(Data listing)
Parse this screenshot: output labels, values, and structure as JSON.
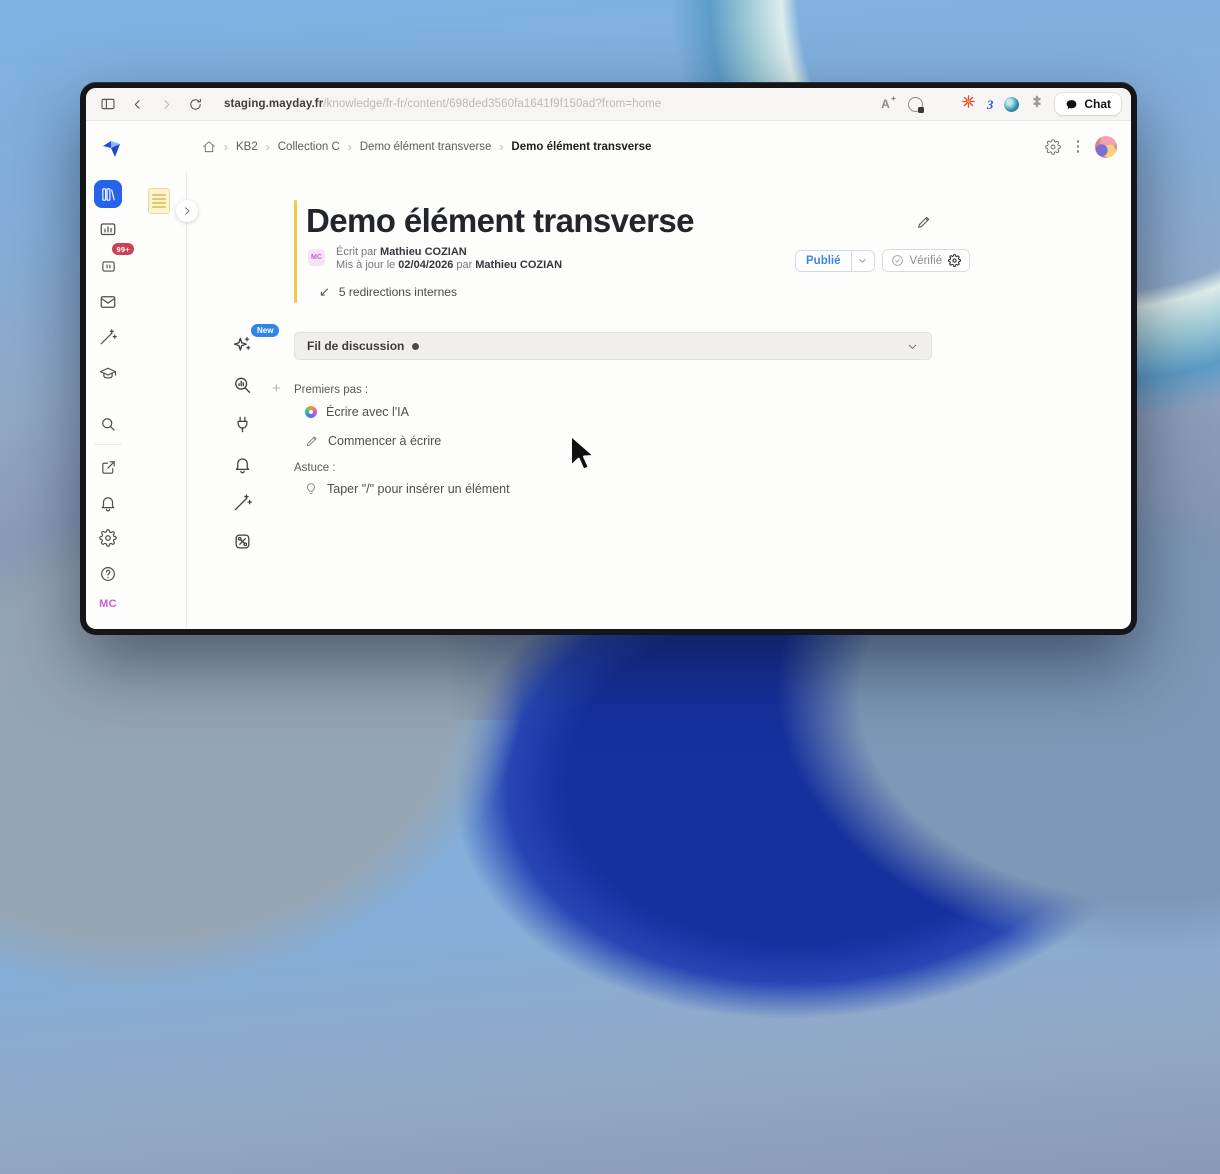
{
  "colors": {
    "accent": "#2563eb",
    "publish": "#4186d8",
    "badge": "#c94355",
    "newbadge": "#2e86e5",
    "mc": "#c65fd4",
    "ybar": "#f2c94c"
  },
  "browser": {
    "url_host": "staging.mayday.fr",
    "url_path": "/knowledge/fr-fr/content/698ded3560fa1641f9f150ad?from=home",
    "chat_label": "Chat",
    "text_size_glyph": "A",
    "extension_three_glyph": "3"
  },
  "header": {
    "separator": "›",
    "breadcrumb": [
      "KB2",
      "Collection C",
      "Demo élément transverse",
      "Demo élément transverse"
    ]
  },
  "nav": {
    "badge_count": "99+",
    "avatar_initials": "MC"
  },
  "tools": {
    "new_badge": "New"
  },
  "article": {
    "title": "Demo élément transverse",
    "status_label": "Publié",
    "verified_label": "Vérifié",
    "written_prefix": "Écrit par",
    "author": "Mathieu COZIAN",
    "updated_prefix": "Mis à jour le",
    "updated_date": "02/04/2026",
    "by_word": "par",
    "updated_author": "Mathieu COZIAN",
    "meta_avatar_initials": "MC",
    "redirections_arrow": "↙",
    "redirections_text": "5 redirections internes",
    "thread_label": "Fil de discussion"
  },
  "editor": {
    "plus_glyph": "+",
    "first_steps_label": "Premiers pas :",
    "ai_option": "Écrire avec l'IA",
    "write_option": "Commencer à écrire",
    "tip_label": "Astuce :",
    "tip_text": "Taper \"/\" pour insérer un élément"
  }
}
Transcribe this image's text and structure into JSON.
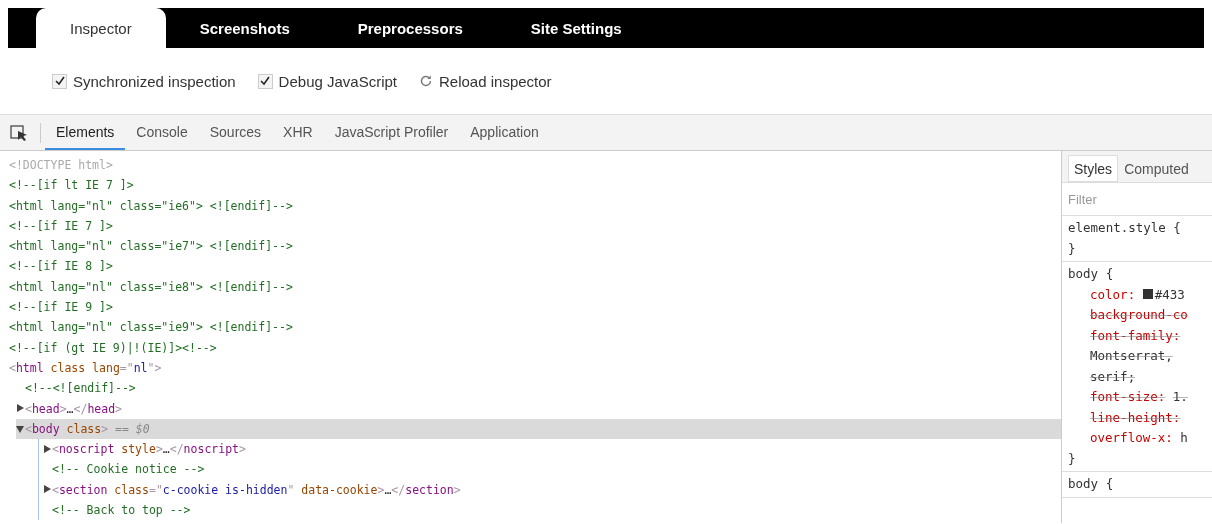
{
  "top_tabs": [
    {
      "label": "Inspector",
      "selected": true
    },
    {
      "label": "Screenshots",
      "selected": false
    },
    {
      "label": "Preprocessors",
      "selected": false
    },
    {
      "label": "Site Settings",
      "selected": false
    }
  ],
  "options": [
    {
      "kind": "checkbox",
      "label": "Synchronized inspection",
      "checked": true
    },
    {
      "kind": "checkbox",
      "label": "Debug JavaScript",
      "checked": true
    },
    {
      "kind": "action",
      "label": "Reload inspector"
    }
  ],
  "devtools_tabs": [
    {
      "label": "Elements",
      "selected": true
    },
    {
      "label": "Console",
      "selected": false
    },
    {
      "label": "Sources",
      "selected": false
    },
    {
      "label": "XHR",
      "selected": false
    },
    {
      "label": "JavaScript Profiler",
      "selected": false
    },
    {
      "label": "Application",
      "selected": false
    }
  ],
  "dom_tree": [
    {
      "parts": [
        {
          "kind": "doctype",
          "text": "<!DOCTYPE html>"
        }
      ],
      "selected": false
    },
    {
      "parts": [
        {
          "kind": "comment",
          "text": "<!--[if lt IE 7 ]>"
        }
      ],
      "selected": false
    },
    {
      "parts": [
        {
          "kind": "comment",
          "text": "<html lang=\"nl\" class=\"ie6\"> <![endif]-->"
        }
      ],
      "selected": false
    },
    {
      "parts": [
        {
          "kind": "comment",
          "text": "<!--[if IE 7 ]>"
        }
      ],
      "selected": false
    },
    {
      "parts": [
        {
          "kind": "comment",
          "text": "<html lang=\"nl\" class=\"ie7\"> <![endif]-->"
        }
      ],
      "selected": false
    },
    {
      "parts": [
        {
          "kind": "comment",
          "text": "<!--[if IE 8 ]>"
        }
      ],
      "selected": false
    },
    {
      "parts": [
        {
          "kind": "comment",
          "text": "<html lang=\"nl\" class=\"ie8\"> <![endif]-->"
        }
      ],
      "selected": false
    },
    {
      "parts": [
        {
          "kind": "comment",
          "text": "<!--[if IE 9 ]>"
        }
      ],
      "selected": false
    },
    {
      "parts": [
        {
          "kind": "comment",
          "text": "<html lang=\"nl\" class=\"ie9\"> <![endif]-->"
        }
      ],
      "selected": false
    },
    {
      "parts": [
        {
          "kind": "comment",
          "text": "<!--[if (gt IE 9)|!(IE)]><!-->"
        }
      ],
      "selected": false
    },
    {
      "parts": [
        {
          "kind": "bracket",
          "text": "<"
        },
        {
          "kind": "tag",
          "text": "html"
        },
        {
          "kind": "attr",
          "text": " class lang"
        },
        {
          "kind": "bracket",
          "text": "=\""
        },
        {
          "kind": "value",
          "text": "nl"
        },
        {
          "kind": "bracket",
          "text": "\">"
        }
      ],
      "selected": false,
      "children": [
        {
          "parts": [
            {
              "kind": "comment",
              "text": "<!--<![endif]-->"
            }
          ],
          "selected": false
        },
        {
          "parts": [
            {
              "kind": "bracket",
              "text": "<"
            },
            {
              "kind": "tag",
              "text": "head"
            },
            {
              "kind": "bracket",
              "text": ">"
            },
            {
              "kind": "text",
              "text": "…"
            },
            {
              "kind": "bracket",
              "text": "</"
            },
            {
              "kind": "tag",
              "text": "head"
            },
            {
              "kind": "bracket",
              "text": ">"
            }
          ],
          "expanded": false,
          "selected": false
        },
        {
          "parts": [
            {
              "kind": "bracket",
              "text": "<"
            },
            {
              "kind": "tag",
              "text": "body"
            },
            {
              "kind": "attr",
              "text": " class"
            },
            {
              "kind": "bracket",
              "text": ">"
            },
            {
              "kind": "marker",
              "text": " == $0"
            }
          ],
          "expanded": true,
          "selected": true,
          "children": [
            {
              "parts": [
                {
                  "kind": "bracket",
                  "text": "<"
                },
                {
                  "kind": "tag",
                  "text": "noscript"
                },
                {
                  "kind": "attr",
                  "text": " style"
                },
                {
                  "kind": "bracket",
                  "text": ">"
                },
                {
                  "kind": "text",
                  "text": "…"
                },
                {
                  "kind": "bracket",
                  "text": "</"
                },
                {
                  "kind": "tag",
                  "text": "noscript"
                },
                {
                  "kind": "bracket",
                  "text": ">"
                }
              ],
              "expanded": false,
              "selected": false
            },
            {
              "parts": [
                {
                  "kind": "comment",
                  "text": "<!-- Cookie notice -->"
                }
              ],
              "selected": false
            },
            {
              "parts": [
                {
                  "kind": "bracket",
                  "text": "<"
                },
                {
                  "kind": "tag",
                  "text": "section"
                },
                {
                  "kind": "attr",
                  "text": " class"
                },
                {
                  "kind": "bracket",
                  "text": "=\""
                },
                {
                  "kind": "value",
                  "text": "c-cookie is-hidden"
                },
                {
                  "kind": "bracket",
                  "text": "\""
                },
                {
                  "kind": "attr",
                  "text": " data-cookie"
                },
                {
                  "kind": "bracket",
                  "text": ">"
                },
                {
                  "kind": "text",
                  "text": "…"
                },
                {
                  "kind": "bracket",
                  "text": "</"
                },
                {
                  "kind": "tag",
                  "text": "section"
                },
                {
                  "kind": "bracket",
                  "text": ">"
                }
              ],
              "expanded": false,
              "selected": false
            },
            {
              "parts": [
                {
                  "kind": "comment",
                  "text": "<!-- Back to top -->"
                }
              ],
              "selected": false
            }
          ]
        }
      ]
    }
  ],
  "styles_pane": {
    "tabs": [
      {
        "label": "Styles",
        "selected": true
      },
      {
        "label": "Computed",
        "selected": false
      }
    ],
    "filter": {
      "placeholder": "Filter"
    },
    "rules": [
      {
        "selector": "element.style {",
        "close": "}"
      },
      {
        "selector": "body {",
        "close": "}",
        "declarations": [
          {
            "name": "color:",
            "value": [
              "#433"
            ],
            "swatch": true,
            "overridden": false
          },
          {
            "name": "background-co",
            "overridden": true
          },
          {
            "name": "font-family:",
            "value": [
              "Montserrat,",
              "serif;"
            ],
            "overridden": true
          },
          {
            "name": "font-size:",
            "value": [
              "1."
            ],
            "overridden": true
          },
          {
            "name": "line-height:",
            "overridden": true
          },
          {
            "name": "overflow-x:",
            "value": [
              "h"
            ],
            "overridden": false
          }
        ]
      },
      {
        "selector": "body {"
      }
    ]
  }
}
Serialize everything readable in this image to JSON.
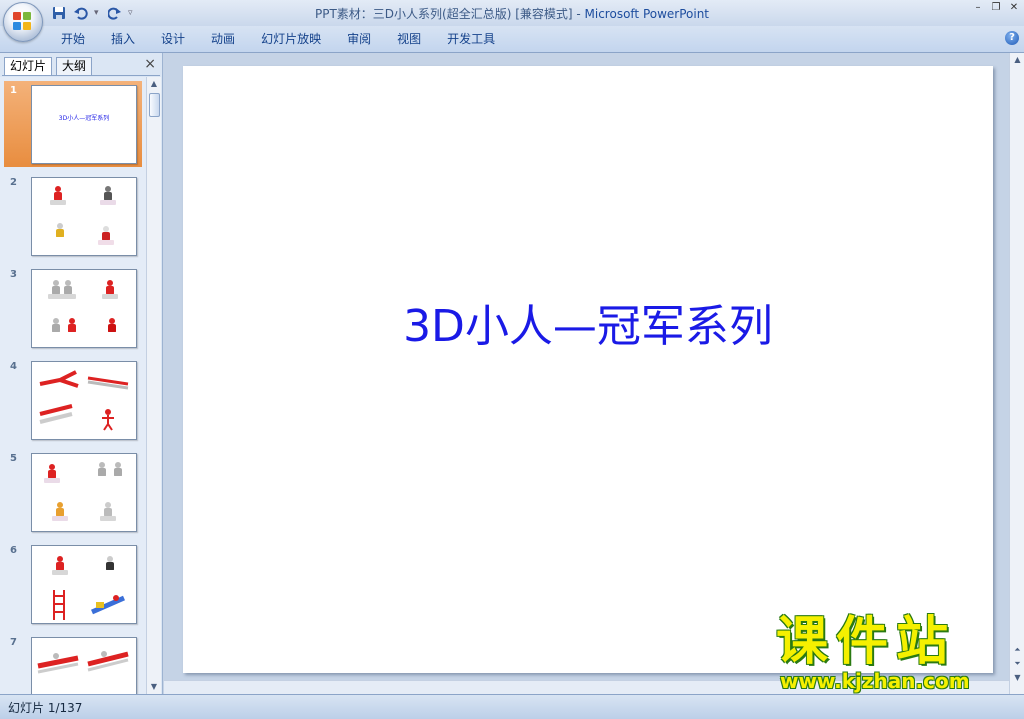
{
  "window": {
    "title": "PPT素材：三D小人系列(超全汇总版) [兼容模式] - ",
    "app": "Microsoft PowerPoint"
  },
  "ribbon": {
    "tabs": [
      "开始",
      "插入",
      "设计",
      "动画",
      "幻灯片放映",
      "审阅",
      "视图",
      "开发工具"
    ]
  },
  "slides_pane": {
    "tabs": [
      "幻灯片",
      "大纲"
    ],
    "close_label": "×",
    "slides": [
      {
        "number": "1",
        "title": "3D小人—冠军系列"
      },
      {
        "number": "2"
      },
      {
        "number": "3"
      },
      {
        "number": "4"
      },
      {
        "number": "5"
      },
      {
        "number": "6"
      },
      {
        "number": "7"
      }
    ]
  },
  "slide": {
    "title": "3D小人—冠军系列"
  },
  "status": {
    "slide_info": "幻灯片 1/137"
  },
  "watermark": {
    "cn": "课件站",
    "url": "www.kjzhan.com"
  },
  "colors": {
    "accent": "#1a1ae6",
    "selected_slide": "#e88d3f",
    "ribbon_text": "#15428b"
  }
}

### Exercise requirements:
Look for the word "endif" in every line of the listing and copy the lines that have it.

### The reply:
          "text": "<html lang=\"nl\" class=\"ie6\"> <![endif]-->"
          "text": "<html lang=\"nl\" class=\"ie7\"> <![endif]-->"
          "text": "<html lang=\"nl\" class=\"ie8\"> <![endif]-->"
          "text": "<html lang=\"nl\" class=\"ie9\"> <![endif]-->"
              "text": "<!--<![endif]-->"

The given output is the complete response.